Goal: Scan the data beneath this task and copy each line that includes "title".

(Entries with figure data)
___

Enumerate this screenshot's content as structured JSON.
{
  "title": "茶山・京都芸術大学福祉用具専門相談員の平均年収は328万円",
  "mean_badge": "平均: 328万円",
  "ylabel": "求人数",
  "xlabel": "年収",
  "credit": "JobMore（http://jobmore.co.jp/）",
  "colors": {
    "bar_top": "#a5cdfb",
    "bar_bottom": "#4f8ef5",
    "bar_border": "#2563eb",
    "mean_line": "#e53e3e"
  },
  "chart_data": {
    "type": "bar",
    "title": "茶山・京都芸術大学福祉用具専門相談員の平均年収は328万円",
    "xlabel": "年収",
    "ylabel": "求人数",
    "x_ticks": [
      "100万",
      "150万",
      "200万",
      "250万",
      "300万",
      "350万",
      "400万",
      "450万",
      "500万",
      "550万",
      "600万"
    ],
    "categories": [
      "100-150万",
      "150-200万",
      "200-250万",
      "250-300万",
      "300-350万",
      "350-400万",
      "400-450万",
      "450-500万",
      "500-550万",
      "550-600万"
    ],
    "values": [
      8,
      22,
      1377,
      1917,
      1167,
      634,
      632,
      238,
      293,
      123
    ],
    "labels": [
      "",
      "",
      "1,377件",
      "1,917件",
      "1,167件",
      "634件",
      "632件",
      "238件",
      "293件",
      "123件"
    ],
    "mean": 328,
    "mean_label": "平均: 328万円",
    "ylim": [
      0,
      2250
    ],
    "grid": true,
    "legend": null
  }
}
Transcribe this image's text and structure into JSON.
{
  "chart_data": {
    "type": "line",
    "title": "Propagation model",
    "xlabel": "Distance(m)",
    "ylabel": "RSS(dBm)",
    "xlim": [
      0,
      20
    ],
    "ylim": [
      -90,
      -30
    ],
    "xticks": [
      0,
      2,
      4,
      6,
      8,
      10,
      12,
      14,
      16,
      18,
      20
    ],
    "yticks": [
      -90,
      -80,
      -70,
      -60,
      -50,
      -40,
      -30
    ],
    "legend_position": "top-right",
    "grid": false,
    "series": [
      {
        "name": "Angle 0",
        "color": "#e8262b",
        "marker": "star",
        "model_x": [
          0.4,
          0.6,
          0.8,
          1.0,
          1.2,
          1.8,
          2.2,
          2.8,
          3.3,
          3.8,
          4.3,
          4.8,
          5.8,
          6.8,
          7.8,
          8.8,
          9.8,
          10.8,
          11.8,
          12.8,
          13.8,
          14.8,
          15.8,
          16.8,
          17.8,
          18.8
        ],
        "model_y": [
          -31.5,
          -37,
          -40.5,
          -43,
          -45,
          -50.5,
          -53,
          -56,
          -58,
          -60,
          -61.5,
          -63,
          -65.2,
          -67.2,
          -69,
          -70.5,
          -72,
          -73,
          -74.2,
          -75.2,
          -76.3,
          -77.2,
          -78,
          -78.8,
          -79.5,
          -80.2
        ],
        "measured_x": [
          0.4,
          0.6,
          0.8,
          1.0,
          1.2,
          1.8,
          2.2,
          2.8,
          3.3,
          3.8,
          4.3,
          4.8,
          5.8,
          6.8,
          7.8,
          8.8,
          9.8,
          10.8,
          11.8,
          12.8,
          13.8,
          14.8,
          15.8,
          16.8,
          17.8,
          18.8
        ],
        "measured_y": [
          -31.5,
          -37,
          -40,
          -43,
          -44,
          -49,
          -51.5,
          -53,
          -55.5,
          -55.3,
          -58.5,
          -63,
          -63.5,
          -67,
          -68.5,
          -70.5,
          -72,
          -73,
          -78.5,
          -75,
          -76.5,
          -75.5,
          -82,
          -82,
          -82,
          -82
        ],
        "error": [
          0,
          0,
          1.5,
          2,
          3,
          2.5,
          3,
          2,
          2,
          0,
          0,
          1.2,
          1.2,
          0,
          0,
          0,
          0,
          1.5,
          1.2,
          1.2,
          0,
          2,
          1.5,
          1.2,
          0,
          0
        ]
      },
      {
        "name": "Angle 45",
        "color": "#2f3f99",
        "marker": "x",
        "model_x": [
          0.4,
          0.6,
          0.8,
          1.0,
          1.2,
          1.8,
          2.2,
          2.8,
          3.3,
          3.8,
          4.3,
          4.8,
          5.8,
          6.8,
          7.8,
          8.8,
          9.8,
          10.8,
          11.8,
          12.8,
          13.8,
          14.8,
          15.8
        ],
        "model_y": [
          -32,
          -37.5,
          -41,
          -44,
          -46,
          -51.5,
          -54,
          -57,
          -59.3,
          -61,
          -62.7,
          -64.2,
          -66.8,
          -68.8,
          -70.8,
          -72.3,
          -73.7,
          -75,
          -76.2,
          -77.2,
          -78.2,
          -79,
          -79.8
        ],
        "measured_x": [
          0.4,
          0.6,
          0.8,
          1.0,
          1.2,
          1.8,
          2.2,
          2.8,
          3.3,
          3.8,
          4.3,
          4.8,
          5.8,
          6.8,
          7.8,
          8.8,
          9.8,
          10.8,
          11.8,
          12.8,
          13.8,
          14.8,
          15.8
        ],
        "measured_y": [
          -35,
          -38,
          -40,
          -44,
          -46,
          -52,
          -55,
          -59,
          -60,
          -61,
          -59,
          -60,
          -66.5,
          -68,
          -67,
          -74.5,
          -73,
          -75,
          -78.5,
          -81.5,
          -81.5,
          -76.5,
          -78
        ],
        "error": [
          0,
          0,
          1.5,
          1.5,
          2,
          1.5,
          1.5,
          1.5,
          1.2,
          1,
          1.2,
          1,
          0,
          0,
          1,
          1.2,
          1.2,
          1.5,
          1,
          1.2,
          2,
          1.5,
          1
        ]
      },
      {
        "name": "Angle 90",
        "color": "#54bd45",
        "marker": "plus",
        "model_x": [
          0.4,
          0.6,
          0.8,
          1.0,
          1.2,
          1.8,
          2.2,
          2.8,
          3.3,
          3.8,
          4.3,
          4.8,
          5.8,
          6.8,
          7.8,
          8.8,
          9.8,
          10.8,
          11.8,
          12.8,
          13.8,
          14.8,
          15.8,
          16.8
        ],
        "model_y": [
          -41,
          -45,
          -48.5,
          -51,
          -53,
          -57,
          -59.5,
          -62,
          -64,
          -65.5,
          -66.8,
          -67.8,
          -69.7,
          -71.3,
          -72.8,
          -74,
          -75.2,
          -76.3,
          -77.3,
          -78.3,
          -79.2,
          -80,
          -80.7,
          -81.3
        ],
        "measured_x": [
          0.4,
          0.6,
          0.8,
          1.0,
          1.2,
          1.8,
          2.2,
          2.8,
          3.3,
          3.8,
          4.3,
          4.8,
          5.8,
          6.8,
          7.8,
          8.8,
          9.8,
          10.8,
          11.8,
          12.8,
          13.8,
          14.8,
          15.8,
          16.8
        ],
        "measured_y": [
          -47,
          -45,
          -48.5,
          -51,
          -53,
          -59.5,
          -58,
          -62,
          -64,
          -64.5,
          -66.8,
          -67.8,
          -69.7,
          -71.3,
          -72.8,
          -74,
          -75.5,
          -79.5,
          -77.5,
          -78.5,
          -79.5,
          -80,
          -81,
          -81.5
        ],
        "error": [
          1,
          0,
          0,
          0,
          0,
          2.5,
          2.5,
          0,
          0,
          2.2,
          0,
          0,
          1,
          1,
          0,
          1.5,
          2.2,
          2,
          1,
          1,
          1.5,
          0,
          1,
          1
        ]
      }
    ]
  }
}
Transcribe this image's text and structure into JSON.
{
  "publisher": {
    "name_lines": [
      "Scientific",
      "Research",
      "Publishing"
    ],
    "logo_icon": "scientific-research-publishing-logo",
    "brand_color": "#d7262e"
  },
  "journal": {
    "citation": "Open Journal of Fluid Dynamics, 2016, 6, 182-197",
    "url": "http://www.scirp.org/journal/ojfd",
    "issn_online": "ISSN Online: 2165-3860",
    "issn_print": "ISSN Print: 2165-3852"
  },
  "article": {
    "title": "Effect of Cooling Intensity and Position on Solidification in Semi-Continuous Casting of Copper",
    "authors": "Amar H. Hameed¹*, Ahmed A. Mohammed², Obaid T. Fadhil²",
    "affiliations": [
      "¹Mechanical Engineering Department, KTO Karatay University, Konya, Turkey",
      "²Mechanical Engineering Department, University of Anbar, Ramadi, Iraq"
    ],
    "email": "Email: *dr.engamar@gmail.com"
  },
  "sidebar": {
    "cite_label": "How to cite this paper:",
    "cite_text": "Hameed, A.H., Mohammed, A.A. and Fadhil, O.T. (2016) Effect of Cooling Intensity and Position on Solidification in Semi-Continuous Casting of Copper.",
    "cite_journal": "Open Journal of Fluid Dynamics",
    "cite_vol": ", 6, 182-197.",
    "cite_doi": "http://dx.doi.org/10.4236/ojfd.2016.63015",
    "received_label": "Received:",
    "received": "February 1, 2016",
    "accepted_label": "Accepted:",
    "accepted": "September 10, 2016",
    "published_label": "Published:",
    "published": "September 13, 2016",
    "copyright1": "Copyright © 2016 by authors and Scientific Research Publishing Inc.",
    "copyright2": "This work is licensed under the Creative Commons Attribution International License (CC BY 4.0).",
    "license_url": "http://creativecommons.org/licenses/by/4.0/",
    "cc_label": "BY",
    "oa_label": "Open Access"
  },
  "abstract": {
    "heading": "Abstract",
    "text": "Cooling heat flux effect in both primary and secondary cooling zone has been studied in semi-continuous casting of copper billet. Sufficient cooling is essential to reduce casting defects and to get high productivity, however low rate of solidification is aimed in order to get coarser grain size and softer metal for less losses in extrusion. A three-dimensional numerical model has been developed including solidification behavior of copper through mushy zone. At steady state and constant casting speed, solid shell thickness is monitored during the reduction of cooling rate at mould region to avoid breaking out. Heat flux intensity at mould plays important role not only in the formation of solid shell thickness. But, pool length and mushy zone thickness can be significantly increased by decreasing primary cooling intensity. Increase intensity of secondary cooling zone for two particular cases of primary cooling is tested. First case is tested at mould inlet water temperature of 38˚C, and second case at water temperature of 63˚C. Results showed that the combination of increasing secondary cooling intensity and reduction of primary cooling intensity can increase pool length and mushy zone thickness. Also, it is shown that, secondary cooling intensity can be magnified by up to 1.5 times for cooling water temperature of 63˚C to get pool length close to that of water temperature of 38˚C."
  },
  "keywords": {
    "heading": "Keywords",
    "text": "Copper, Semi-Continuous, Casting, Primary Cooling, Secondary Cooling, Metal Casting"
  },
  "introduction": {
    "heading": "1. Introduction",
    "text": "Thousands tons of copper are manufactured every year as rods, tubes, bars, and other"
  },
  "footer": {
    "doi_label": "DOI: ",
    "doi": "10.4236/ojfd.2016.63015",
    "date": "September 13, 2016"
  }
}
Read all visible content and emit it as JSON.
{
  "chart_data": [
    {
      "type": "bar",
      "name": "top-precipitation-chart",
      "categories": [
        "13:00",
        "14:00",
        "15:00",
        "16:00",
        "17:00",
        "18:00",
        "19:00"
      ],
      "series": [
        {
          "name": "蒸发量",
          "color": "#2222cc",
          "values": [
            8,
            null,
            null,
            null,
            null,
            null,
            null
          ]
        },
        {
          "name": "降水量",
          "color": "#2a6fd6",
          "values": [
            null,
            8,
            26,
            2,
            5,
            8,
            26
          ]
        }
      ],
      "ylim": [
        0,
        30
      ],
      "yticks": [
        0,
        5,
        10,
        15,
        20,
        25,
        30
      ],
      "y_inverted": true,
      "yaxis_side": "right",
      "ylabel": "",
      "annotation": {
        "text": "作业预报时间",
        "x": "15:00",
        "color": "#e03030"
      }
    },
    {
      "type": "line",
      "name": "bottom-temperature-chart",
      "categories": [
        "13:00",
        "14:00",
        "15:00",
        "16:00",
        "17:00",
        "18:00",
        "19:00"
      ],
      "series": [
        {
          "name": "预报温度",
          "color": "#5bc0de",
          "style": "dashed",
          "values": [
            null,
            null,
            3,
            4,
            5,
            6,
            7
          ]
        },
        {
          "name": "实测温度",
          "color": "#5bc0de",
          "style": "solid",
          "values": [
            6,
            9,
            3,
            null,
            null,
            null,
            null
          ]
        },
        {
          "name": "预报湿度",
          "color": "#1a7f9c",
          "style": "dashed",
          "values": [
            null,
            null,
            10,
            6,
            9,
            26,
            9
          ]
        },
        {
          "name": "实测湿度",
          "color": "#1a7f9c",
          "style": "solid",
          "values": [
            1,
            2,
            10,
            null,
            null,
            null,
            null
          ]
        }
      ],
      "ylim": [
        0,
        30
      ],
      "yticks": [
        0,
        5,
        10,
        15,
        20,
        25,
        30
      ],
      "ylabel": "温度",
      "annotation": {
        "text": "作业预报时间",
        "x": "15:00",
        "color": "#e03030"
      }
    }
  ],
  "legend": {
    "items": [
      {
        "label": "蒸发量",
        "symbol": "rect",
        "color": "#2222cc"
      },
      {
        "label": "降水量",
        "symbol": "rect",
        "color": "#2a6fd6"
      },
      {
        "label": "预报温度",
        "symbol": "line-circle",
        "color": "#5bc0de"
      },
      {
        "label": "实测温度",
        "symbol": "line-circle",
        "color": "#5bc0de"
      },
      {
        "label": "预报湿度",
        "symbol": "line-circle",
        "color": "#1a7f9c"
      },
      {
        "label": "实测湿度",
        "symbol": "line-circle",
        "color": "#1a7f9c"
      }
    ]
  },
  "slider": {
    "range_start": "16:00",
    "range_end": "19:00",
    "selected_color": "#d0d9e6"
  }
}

___

Written answer:
  "title": "茶山・京都芸術大学福祉用具専門相談員の平均年収は328万円",
    "title": "茶山・京都芸術大学福祉用具専門相談員の平均年収は328万円",
    "title": "Propagation model",
    "title": "Effect of Cooling Intensity and Position on Solidification in Semi-Continuous Casting of Copper",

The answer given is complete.